## REQUIREMENTS:
Work through the data line by line, gathering every line that has the word "contraseña".

(Extracted records)
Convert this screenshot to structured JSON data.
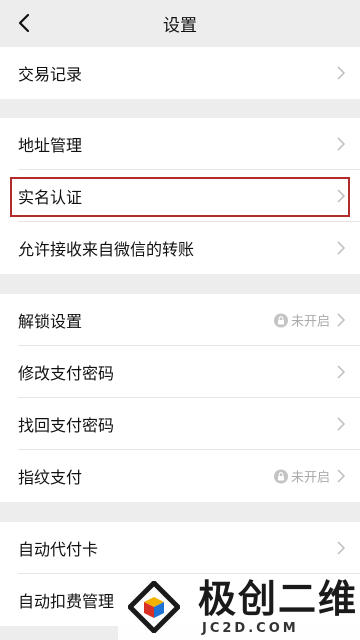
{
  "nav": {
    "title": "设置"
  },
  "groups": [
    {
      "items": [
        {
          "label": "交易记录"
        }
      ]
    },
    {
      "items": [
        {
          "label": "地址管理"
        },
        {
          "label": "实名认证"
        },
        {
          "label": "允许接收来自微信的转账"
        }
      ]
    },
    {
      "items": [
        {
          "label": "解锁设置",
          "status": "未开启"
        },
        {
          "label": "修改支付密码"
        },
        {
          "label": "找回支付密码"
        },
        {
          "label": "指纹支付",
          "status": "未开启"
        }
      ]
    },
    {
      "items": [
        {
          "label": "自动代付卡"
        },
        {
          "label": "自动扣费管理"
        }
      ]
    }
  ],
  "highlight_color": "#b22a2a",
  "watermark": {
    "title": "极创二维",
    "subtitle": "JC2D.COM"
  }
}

---

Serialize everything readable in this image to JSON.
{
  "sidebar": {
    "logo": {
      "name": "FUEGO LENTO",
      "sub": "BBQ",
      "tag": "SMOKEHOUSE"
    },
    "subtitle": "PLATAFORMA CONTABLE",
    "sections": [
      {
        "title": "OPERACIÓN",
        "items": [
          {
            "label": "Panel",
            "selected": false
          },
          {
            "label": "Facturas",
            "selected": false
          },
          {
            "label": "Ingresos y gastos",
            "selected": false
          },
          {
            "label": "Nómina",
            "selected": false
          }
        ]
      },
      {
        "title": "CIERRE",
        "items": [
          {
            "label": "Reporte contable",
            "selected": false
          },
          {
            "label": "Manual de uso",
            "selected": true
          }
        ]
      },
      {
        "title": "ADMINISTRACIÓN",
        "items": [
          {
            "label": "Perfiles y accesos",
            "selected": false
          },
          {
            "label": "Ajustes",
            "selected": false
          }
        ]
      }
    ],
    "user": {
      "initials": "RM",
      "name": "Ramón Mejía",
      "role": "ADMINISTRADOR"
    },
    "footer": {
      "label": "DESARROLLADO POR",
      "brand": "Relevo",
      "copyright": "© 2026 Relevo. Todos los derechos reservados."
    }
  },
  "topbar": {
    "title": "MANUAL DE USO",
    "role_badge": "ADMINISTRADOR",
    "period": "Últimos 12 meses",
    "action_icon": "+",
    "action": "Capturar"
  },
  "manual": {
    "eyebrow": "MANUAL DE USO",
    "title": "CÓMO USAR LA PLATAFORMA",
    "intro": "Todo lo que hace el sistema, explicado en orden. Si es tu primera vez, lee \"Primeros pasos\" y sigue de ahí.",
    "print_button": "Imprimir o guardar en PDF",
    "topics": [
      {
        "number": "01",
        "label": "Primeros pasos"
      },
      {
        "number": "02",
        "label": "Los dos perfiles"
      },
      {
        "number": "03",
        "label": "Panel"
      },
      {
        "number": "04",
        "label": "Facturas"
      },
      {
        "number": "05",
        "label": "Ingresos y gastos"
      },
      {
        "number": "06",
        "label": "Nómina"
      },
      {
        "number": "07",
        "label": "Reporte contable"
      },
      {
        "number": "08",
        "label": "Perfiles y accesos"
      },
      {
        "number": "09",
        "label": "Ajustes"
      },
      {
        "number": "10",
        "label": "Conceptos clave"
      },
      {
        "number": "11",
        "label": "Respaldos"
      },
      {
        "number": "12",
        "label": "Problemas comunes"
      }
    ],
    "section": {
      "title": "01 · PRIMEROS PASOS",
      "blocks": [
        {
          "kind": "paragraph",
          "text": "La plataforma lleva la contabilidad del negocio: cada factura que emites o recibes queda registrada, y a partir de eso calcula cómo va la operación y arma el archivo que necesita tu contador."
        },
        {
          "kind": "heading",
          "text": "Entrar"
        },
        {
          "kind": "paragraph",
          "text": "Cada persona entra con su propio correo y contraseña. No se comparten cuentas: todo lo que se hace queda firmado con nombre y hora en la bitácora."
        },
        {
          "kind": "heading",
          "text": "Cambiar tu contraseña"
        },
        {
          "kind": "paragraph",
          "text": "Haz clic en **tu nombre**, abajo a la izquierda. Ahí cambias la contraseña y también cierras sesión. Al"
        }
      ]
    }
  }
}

## FINISHED TASK:
          "text": "Cada persona entra con su propio correo y contraseña. No se comparten cuentas: todo lo que se hace queda firmado con nombre y hora en la bitácora."
          "text": "Cambiar tu contraseña"
          "text": "Haz clic en **tu nombre**, abajo a la izquierda. Ahí cambias la contraseña y también cierras sesión. Al"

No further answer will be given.